INSTRUCTIONS TO FOLLOW: Lines that contain "grid" are to be counted; give only their number.

RECORDS SHOWN:

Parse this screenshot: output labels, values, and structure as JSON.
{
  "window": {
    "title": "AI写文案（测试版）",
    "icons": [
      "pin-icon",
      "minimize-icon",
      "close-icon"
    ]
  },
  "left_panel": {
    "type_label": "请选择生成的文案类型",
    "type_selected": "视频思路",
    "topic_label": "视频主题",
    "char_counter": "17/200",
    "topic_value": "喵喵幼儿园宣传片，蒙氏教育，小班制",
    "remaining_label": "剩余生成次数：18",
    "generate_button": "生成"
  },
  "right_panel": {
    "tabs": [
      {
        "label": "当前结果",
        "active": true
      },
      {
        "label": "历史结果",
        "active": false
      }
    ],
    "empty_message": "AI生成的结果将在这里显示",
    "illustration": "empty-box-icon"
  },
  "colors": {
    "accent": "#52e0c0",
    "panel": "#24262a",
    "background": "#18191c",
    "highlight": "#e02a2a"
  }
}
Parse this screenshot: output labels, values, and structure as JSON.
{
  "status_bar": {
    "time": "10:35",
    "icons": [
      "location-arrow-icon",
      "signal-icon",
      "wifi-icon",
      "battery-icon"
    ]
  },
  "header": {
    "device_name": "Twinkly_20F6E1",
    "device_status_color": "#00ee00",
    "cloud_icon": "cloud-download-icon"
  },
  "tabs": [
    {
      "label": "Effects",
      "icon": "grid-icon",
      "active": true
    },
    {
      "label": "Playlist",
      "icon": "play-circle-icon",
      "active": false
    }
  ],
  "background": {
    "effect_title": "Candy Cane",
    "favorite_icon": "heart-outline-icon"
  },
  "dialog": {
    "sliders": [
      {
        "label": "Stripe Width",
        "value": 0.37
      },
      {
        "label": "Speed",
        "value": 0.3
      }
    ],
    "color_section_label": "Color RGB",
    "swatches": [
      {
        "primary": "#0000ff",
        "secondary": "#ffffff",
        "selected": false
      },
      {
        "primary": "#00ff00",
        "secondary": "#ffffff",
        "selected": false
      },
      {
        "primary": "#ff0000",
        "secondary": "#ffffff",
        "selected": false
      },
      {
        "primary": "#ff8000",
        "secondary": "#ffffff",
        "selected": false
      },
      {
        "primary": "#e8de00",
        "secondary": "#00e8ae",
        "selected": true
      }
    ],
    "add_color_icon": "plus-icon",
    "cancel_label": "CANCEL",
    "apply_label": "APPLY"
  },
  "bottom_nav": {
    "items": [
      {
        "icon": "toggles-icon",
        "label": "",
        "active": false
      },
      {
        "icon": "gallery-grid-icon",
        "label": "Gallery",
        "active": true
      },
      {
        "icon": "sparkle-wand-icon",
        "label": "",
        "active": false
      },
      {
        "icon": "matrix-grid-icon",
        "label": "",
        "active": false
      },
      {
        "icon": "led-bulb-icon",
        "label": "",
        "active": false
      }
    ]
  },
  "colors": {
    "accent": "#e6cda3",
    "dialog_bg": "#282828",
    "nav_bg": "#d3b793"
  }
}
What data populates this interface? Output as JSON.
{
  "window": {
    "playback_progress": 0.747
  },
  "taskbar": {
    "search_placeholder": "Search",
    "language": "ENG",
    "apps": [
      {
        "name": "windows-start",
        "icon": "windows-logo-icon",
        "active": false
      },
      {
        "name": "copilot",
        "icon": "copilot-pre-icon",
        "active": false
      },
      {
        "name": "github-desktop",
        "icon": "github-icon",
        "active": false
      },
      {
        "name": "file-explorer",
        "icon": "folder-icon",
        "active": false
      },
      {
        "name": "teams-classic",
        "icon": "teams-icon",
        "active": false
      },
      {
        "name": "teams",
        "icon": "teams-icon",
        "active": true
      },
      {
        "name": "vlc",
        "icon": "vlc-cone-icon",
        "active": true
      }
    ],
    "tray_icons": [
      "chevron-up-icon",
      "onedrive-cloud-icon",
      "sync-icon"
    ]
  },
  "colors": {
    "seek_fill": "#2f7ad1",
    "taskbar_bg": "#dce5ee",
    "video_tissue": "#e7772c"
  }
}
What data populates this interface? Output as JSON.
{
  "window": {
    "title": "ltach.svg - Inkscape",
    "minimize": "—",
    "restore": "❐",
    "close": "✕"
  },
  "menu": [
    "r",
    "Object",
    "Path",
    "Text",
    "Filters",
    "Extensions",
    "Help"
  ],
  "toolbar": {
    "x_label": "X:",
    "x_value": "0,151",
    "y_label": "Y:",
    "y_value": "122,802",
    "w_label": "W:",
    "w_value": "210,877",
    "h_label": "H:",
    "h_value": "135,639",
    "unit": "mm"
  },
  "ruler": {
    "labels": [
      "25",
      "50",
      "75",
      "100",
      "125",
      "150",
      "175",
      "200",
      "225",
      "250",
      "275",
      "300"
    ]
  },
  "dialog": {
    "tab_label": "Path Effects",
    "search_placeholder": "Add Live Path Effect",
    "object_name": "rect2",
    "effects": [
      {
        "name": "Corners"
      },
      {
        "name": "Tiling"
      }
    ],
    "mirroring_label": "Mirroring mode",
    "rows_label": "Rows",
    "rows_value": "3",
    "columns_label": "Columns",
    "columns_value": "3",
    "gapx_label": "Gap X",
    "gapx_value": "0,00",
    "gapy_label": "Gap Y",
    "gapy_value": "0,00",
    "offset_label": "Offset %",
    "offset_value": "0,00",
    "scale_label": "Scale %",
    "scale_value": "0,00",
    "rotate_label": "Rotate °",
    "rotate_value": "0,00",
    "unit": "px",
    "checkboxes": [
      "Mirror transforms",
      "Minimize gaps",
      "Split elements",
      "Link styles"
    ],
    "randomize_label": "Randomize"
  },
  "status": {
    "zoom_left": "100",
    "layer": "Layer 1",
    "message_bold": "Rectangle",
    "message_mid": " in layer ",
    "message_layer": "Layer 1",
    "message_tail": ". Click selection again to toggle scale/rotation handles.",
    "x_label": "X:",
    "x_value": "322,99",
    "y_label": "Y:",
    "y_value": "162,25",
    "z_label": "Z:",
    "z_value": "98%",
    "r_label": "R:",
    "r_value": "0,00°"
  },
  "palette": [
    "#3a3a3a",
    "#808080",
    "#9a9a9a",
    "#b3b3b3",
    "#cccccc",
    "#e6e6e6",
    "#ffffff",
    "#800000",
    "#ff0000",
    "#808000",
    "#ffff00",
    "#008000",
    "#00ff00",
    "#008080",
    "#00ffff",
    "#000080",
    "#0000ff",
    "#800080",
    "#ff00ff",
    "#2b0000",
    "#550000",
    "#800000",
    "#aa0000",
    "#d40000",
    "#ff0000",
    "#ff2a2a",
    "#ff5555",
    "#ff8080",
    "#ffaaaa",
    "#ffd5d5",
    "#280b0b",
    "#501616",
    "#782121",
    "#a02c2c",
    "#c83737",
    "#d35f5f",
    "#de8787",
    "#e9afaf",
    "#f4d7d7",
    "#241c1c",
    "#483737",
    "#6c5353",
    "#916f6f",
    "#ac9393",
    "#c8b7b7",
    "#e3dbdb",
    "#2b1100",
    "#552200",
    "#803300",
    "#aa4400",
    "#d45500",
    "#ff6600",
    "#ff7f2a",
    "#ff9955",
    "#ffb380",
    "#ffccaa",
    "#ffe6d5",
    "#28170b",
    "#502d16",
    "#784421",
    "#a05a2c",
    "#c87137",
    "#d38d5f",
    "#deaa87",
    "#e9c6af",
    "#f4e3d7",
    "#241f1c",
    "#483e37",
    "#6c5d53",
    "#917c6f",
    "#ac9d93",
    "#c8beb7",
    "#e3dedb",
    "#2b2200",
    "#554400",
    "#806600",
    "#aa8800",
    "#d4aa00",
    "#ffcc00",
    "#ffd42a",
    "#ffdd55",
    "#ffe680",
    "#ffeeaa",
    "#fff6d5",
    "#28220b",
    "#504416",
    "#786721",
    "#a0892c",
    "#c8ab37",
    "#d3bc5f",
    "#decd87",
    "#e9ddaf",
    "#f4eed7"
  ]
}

ANSWER TO THIS EXERCISE: 3